Gather up all lines that carry the word "text".

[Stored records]
++++++
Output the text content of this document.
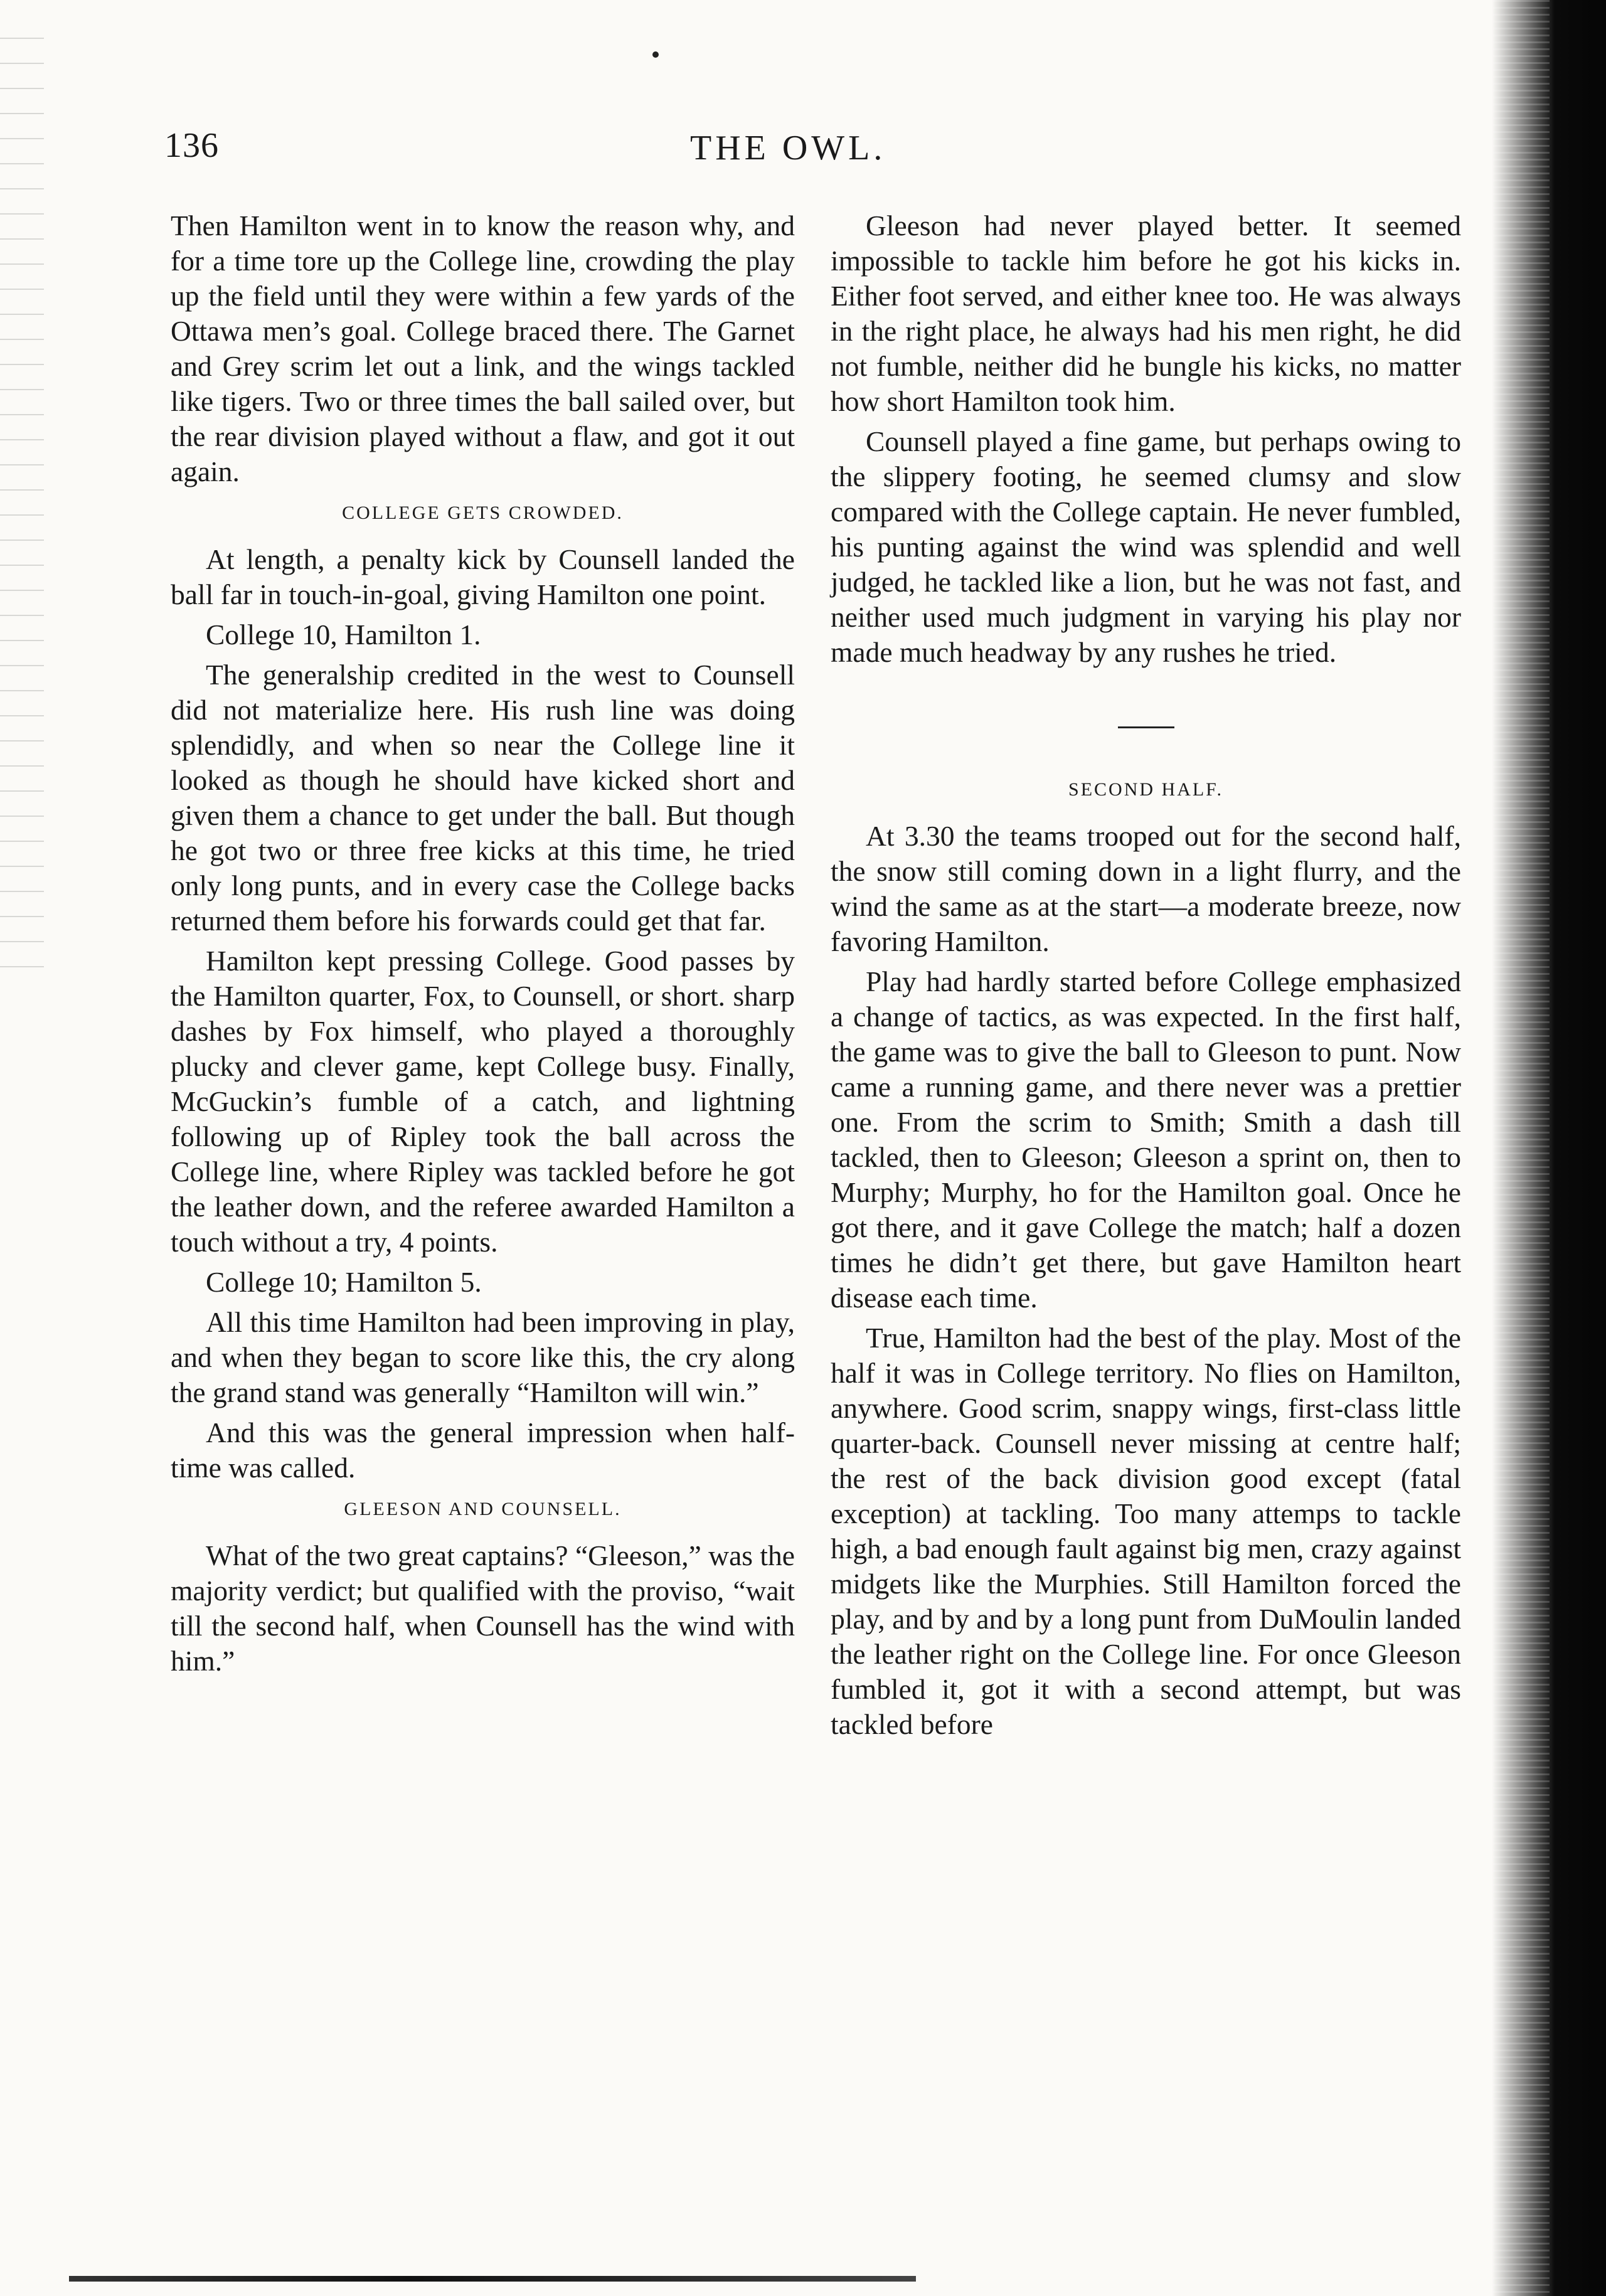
136	THE OWL.

Then Hamilton went in to know the reason why, and for a time tore up the College line, crowding the play up the field until they were within a few yards of the Ottawa men’s goal. College braced there. The Garnet and Grey scrim let out a link, and the wings tackled like tigers. Two or three times the ball sailed over, but the rear division played without a flaw, and got it out again.

COLLEGE GETS CROWDED.

At length, a penalty kick by Counsell landed the ball far in touch-in-goal, giving Hamilton one point.

College 10, Hamilton 1.

The generalship credited in the west to Counsell did not materialize here. His rush line was doing splendidly, and when so near the College line it looked as though he should have kicked short and given them a chance to get under the ball. But though he got two or three free kicks at this time, he tried only long punts, and in every case the College backs returned them before his forwards could get that far.

Hamilton kept pressing College. Good passes by the Hamilton quarter, Fox, to Counsell, or short. sharp dashes by Fox himself, who played a thoroughly plucky and clever game, kept College busy. Finally, McGuckin’s fumble of a catch, and lightning following up of Ripley took the ball across the College line, where Ripley was tackled before he got the leather down, and the referee awarded Hamilton a touch without a try, 4 points.

College 10; Hamilton 5.

All this time Hamilton had been improving in play, and when they began to score like this, the cry along the grand stand was generally “Hamilton will win.”

And this was the general impression when half-time was called.

GLEESON AND COUNSELL.

What of the two great captains? “Gleeson,” was the majority verdict; but qualified with the proviso, “wait till the second half, when Counsell has the wind with him.”

Gleeson had never played better. It seemed impossible to tackle him before he got his kicks in. Either foot served, and either knee too. He was always in the right place, he always had his men right, he did not fumble, neither did he bungle his kicks, no matter how short Hamilton took him.

Counsell played a fine game, but perhaps owing to the slippery footing, he seemed clumsy and slow compared with the College captain. He never fumbled, his punting against the wind was splendid and well judged, he tackled like a lion, but he was not fast, and neither used much judgment in varying his play nor made much headway by any rushes he tried.

SECOND HALF.

At 3.30 the teams trooped out for the second half, the snow still coming down in a light flurry, and the wind the same as at the start—a moderate breeze, now favoring Hamilton.

Play had hardly started before College emphasized a change of tactics, as was expected. In the first half, the game was to give the ball to Gleeson to punt. Now came a running game, and there never was a prettier one. From the scrim to Smith; Smith a dash till tackled, then to Gleeson; Gleeson a sprint on, then to Murphy; Murphy, ho for the Hamilton goal. Once he got there, and it gave College the match; half a dozen times he didn’t get there, but gave Hamilton heart disease each time.

True, Hamilton had the best of the play. Most of the half it was in College territory. No flies on Hamilton, anywhere. Good scrim, snappy wings, first-class little quarter-back. Counsell never missing at centre half; the rest of the back division good except (fatal exception) at tackling. Too many attemps to tackle high, a bad enough fault against big men, crazy against midgets like the Murphies. Still Hamilton forced the play, and by and by a long punt from DuMoulin landed the leather right on the College line. For once Gleeson fumbled it, got it with a second attempt, but was tackled before
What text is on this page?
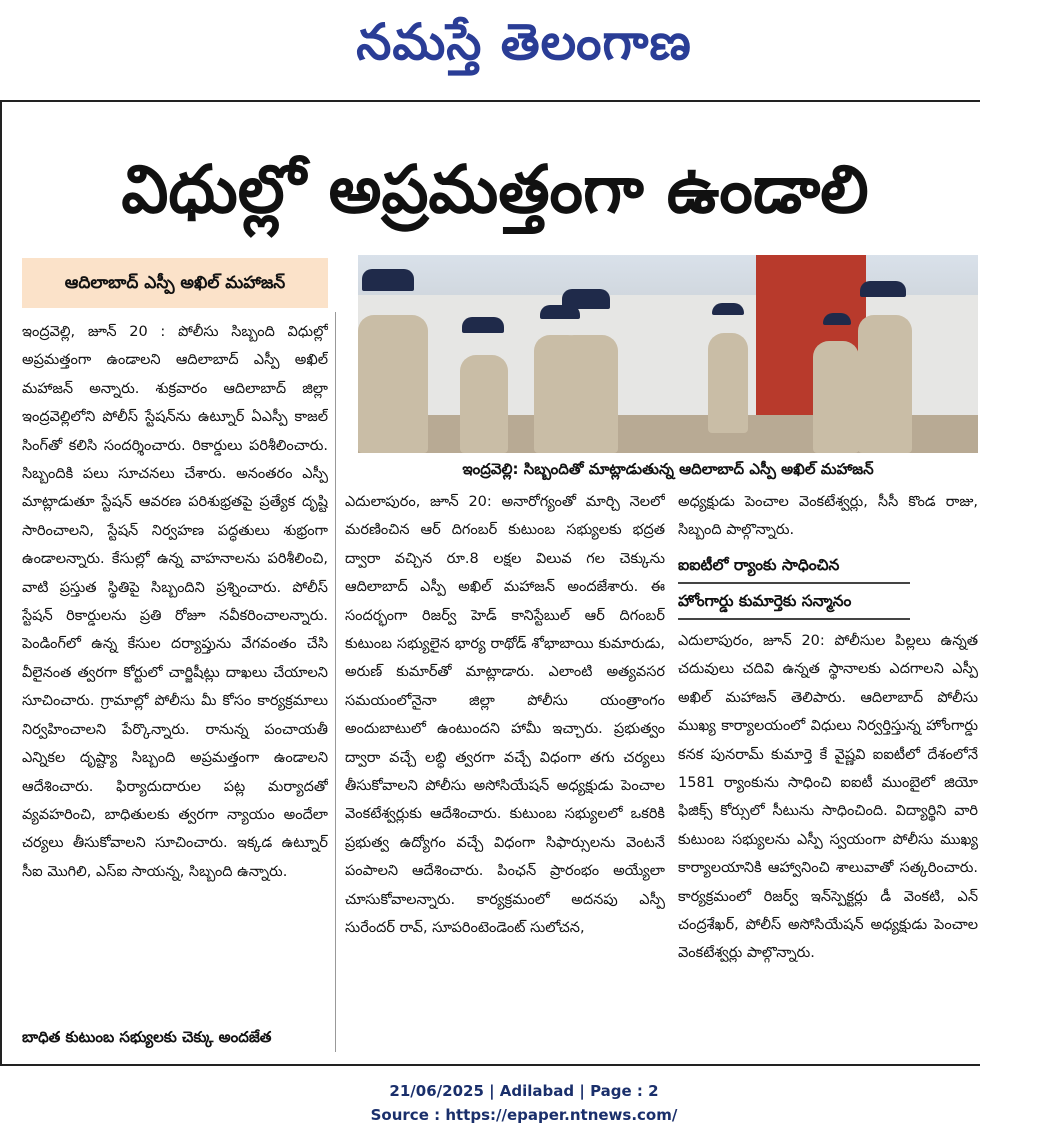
నమస్తే తెలంగాణ
విధుల్లో అప్రమత్తంగా ఉండాలి
ఆదిలాబాద్ ఎస్పీ అఖిల్ మహాజన్
ఇంద్రవెల్లి: సిబ్బందితో మాట్లాడుతున్న ఆదిలాబాద్ ఎస్పీ అఖిల్ మహాజన్

ఇంద్రవెల్లి, జూన్ 20 : పోలీసు సిబ్బంది విధుల్లో అప్రమత్తంగా ఉండాలని ఆదిలాబాద్ ఎస్పీ అఖిల్ మహాజన్ అన్నారు. శుక్రవారం ఆదిలాబాద్ జిల్లా ఇంద్రవెల్లిలోని పోలీస్ స్టేషన్‌ను ఉట్నూర్ ఏఎస్పీ కాజల్ సింగ్‌తో కలిసి సందర్శించారు. రికార్డులు పరిశీలించారు. సిబ్బందికి పలు సూచనలు చేశారు. అనంతరం ఎస్పీ మాట్లాడుతూ స్టేషన్ ఆవరణ పరిశుభ్రతపై ప్రత్యేక దృష్టి సారించాలని, స్టేషన్ నిర్వహణ పద్ధతులు శుభ్రంగా ఉండాలన్నారు. కేసుల్లో ఉన్న వాహనాలను పరిశీలించి, వాటి ప్రస్తుత స్థితిపై సిబ్బందిని ప్రశ్నించారు. పోలీస్ స్టేషన్ రికార్డులను ప్రతి రోజూ నవీకరించాలన్నారు. పెండింగ్‌లో ఉన్న కేసుల దర్యాప్తును వేగవంతం చేసి వీలైనంత త్వరగా కోర్టులో చార్జిషీట్లు దాఖలు చేయాలని సూచించారు. గ్రామాల్లో పోలీసు మీ కోసం కార్యక్రమాలు నిర్వహించాలని పేర్కొన్నారు. రానున్న పంచాయతీ ఎన్నికల దృష్ట్యా సిబ్బంది అప్రమత్తంగా ఉండాలని ఆదేశించారు. ఫిర్యాదుదారుల పట్ల మర్యాదతో వ్యవహరించి, బాధితులకు త్వరగా న్యాయం అందేలా చర్యలు తీసుకోవాలని సూచించారు. ఇక్కడ ఉట్నూర్ సీఐ మొగిలి, ఎస్ఐ సాయన్న, సిబ్బంది ఉన్నారు.

బాధిత కుటుంబ సభ్యులకు చెక్కు అందజేత

ఎదులాపురం, జూన్ 20: అనారోగ్యంతో మార్చి నెలలో మరణించిన ఆర్ దిగంబర్ కుటుంబ సభ్యులకు భద్రత ద్వారా వచ్చిన రూ.8 లక్షల విలువ గల చెక్కును ఆదిలాబాద్ ఎస్పీ అఖిల్ మహాజన్ అందజేశారు. ఈ సందర్భంగా రిజర్వ్ హెడ్ కానిస్టేబుల్ ఆర్ దిగంబర్ కుటుంబ సభ్యులైన భార్య రాథోడ్ శోభాబాయి కుమారుడు, అరుణ్ కుమార్‌తో మాట్లాడారు. ఎలాంటి అత్యవసర సమయంలోనైనా జిల్లా పోలీసు యంత్రాంగం అందుబాటులో ఉంటుందని హామీ ఇచ్చారు. ప్రభుత్వం ద్వారా వచ్చే లబ్ధి త్వరగా వచ్చే విధంగా తగు చర్యలు తీసుకోవాలని పోలీసు అసోసియేషన్ అధ్యక్షుడు పెంచాల వెంకటేశ్వర్లుకు ఆదేశించారు. కుటుంబ సభ్యులలో ఒకరికి ప్రభుత్వ ఉద్యోగం వచ్చే విధంగా సిఫార్సులను వెంటనే పంపాలని ఆదేశించారు. పింఛన్ ప్రారంభం అయ్యేలా చూసుకోవాలన్నారు. కార్యక్రమంలో అదనపు ఎస్పీ సురేందర్ రావ్, సూపరింటెండెంట్ సులోచన,

అధ్యక్షుడు పెంచాల వెంకటేశ్వర్లు, సీసీ కొండ రాజు, సిబ్బంది పాల్గొన్నారు.

ఐఐటీలో ర్యాంకు సాధించిన
హోంగార్డు కుమార్తెకు సన్మానం

ఎదులాపురం, జూన్ 20: పోలీసుల పిల్లలు ఉన్నత చదువులు చదివి ఉన్నత స్థానాలకు ఎదగాలని ఎస్పీ అఖిల్ మహాజన్ తెలిపారు. ఆదిలాబాద్ పోలీసు ముఖ్య కార్యాలయంలో విధులు నిర్వర్తిస్తున్న హోంగార్డు కనక పునరామ్ కుమార్తె కే వైష్ణవి ఐఐటీలో దేశంలోనే 1581 ర్యాంకును సాధించి ఐఐటీ ముంబైలో జియో ఫిజిక్స్ కోర్సులో సీటును సాధించింది. విద్యార్థిని వారి కుటుంబ సభ్యులను ఎస్పీ స్వయంగా పోలీసు ముఖ్య కార్యాలయానికి ఆహ్వానించి శాలువాతో సత్కరించారు. కార్యక్రమంలో రిజర్వ్ ఇన్‌స్పెక్టర్లు డీ వెంకటి, ఎన్ చంద్రశేఖర్, పోలీస్ అసోసియేషన్ అధ్యక్షుడు పెంచాల వెంకటేశ్వర్లు పాల్గొన్నారు.

21/06/2025 | Adilabad | Page : 2
Source : https://epaper.ntnews.com/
++++++
Exercise output
Output the text content of this document.
What text is on this page?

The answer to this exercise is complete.